• Data excerpts
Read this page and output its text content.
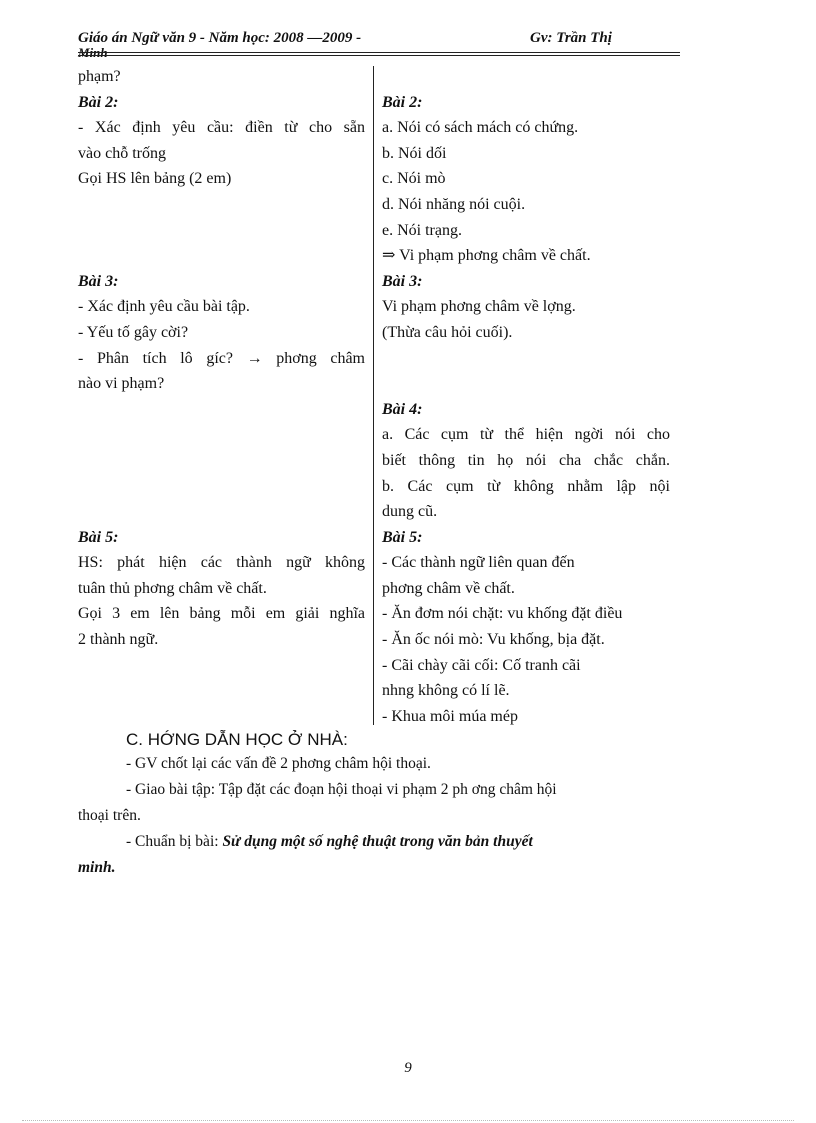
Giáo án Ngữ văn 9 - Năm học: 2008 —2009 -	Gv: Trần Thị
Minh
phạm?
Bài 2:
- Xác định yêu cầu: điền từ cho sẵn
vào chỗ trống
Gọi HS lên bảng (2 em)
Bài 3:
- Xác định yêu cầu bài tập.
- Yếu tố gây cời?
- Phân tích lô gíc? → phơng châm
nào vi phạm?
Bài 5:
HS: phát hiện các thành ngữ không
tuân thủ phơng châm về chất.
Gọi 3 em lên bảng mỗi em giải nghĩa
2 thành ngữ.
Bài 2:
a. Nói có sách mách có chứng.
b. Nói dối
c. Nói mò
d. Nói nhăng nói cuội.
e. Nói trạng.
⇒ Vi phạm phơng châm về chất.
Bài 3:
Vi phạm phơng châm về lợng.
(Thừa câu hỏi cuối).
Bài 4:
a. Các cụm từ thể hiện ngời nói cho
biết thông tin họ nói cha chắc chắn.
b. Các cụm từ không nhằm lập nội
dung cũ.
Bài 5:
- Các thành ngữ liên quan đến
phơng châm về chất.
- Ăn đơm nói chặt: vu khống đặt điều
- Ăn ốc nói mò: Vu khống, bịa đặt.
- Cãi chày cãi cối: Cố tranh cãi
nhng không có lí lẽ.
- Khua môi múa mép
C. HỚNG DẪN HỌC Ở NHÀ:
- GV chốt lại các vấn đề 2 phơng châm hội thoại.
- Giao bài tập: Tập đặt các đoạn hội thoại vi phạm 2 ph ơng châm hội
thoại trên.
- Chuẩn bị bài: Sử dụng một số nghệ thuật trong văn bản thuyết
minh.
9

• What you need to do
Copy each line holding the word "châm" from the listing above.

• Answer for this exercise
- Phân tích lô gíc? → phơng châm
tuân thủ phơng châm về chất.
⇒ Vi phạm phơng châm về chất.
Vi phạm phơng châm về lợng.
phơng châm về chất.
- GV chốt lại các vấn đề 2 phơng châm hội thoại.
- Giao bài tập: Tập đặt các đoạn hội thoại vi phạm 2 ph ơng châm hội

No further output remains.